### EXERCISE DETAILS
Write out every entry exactly as it appears.

### PROVIDED DATA
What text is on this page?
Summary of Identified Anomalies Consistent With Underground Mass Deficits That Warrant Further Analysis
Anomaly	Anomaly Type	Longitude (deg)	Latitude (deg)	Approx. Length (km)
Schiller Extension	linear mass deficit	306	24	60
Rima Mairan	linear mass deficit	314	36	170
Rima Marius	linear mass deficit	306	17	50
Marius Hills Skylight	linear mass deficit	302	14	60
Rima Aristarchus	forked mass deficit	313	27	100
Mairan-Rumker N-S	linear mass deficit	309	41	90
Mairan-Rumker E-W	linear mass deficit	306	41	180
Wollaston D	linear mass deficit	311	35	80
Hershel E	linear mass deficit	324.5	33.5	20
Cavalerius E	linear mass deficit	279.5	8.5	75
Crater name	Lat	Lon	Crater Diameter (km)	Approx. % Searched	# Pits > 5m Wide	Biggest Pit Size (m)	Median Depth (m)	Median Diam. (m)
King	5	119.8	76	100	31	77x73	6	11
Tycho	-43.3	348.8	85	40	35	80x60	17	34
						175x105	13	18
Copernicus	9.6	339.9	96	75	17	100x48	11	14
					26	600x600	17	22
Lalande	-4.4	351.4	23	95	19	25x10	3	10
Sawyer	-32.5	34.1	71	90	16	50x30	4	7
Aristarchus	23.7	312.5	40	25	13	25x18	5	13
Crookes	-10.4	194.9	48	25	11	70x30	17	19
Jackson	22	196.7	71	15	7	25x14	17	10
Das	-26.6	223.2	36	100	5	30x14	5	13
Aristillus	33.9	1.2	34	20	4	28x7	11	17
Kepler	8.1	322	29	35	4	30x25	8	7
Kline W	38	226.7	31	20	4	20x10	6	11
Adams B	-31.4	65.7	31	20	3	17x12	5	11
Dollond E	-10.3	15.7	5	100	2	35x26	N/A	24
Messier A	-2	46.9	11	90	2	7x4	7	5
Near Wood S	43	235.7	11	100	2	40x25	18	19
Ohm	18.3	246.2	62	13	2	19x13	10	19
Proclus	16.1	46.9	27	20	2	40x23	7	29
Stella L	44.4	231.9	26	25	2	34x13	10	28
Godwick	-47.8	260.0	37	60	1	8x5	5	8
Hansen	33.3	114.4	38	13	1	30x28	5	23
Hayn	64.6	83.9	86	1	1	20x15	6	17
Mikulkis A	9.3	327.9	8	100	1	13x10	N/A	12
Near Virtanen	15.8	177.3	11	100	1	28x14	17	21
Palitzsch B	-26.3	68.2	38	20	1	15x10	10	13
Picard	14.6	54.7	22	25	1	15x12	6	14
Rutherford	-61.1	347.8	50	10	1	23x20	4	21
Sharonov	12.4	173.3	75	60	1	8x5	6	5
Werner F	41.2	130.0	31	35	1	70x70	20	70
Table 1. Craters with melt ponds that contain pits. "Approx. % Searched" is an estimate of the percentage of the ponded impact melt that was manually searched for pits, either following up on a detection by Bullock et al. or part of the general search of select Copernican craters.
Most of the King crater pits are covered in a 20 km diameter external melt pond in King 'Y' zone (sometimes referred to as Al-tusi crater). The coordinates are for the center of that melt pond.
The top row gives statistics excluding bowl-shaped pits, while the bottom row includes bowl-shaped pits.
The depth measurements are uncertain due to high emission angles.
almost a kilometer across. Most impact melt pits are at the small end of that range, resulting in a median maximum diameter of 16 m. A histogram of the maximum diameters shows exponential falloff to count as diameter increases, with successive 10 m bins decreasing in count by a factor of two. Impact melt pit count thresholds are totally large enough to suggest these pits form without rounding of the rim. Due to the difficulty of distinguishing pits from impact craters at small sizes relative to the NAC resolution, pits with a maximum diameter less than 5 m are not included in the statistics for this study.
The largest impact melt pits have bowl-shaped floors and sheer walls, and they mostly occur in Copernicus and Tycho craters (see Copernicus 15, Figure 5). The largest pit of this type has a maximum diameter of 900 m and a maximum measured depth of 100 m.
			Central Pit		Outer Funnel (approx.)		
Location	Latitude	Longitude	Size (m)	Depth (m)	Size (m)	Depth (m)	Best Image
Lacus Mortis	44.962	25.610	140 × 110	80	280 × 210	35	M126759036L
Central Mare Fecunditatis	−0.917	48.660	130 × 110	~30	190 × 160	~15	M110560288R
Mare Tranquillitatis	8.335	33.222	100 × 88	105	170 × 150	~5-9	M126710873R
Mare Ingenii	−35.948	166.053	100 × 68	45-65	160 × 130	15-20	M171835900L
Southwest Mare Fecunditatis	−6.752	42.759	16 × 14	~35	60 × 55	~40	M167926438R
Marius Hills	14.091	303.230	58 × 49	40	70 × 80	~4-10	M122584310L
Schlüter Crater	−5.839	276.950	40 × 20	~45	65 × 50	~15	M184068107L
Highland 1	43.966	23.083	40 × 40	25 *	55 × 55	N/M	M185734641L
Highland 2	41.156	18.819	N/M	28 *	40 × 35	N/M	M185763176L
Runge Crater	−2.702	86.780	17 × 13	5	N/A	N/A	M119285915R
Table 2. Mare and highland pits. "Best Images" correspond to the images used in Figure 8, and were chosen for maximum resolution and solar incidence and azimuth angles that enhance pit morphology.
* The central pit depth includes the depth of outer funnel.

### OUTPUT
What text is on this page?
Summary of Identified Anomalies Consistent With Underground Mass Deficits That Warrant Further Analysis
Anomaly	Anomaly Type	Longitude (deg)	Latitude (deg)	Approx. Length (km)
Schiller Extension	linear mass deficit	306	24	60
Rima Mairan	linear mass deficit	314	36	170
Rima Marius	linear mass deficit	306	17	50
Marius Hills Skylight	linear mass deficit	302	14	60
Rima Aristarchus	forked mass deficit	313	27	100
Mairan-Rumker N-S	linear mass deficit	309	41	90
Mairan-Rumker E-W	linear mass deficit	306	41	180
Wollaston D	linear mass deficit	311	35	80
Hershel E	linear mass deficit	324.5	33.5	20
Cavalerius E	linear mass deficit	279.5	8.5	75
Crater name	Lat	Lon	Crater Diameter (km)	Approx. % Searched	# Pits > 5m Wide	Biggest Pit Size (m)	Median Depth (m)	Median Diam. (m)
King	5	119.8	76	100	31	77x73	6	11
Tycho	-43.3	348.8	85	40	35	80x60	17	34
						175x105	13	18
Copernicus	9.6	339.9	96	75	17	100x48	11	14
					26	600x600	17	22
Lalande	-4.4	351.4	23	95	19	25x10	3	10
Sawyer	-32.5	34.1	71	90	16	50x30	4	7
Aristarchus	23.7	312.5	40	25	13	25x18	5	13
Crookes	-10.4	194.9	48	25	11	70x30	17	19
Jackson	22	196.7	71	15	7	25x14	17	10
Das	-26.6	223.2	36	100	5	30x14	5	13
Aristillus	33.9	1.2	34	20	4	28x7	11	17
Kepler	8.1	322	29	35	4	30x25	8	7
Kline W	38	226.7	31	20	4	20x10	6	11
Adams B	-31.4	65.7	31	20	3	17x12	5	11
Dollond E	-10.3	15.7	5	100	2	35x26	N/A	24
Messier A	-2	46.9	11	90	2	7x4	7	5
Near Wood S	43	235.7	11	100	2	40x25	18	19
Ohm	18.3	246.2	62	13	2	19x13	10	19
Proclus	16.1	46.9	27	20	2	40x23	7	29
Stella L	44.4	231.9	26	25	2	34x13	10	28
Godwick	-47.8	260.0	37	60	1	8x5	5	8
Hansen	33.3	114.4	38	13	1	30x28	5	23
Hayn	64.6	83.9	86	1	1	20x15	6	17
Mikulkis A	9.3	327.9	8	100	1	13x10	N/A	12
Near Virtanen	15.8	177.3	11	100	1	28x14	17	21
Palitzsch B	-26.3	68.2	38	20	1	15x10	10	13
Picard	14.6	54.7	22	25	1	15x12	6	14
Rutherford	-61.1	347.8	50	10	1	23x20	4	21
Sharonov	12.4	173.3	75	60	1	8x5	6	5
Werner F	41.2	130.0	31	35	1	70x70	20	70
Table 1. Craters with melt ponds that contain pits. "Approx. % Searched" is an estimate of the percentage of the ponded impact melt that was manually searched for pits, either following up on a detection by Bullock et al. or part of the general search of select Copernican craters.
Most of the King crater pits are covered in a 20 km diameter external melt pond in King 'Y' zone (sometimes referred to as Al-tusi crater). The coordinates are for the center of that melt pond.
The top row gives statistics excluding bowl-shaped pits, while the bottom row includes bowl-shaped pits.
The depth measurements are uncertain due to high emission angles.
almost a kilometer across. Most impact melt pits are at the small end of that range, resulting in a median maximum diameter of 16 m. A histogram of the maximum diameters shows exponential falloff to count as diameter increases, with successive 10 m bins decreasing in count by a factor of two. Impact melt pit count thresholds are totally large enough to suggest these pits form without rounding of the rim. Due to the difficulty of distinguishing pits from impact craters at small sizes relative to the NAC resolution, pits with a maximum diameter less than 5 m are not included in the statistics for this study.
The largest impact melt pits have bowl-shaped floors and sheer walls, and they mostly occur in Copernicus and Tycho craters (see Copernicus 15, Figure 5). The largest pit of this type has a maximum diameter of 900 m and a maximum measured depth of 100 m.
			Central Pit		Outer Funnel (approx.)		
Location	Latitude	Longitude	Size (m)	Depth (m)	Size (m)	Depth (m)	Best Image
Lacus Mortis	44.962	25.610	140 × 110	80	280 × 210	35	M126759036L
Central Mare Fecunditatis	−0.917	48.660	130 × 110	~30	190 × 160	~15	M110560288R
Mare Tranquillitatis	8.335	33.222	100 × 88	105	170 × 150	~5-9	M126710873R
Mare Ingenii	−35.948	166.053	100 × 68	45-65	160 × 130	15-20	M171835900L
Southwest Mare Fecunditatis	−6.752	42.759	16 × 14	~35	60 × 55	~40	M167926438R
Marius Hills	14.091	303.230	58 × 49	40	70 × 80	~4-10	M122584310L
Schlüter Crater	−5.839	276.950	40 × 20	~45	65 × 50	~15	M184068107L
Highland 1	43.966	23.083	40 × 40	25 *	55 × 55	N/M	M185734641L
Highland 2	41.156	18.819	N/M	28 *	40 × 35	N/M	M185763176L
Runge Crater	−2.702	86.780	17 × 13	5	N/A	N/A	M119285915R
Table 2. Mare and highland pits. "Best Images" correspond to the images used in Figure 8, and were chosen for maximum resolution and solar incidence and azimuth angles that enhance pit morphology.
* The central pit depth includes the depth of outer funnel.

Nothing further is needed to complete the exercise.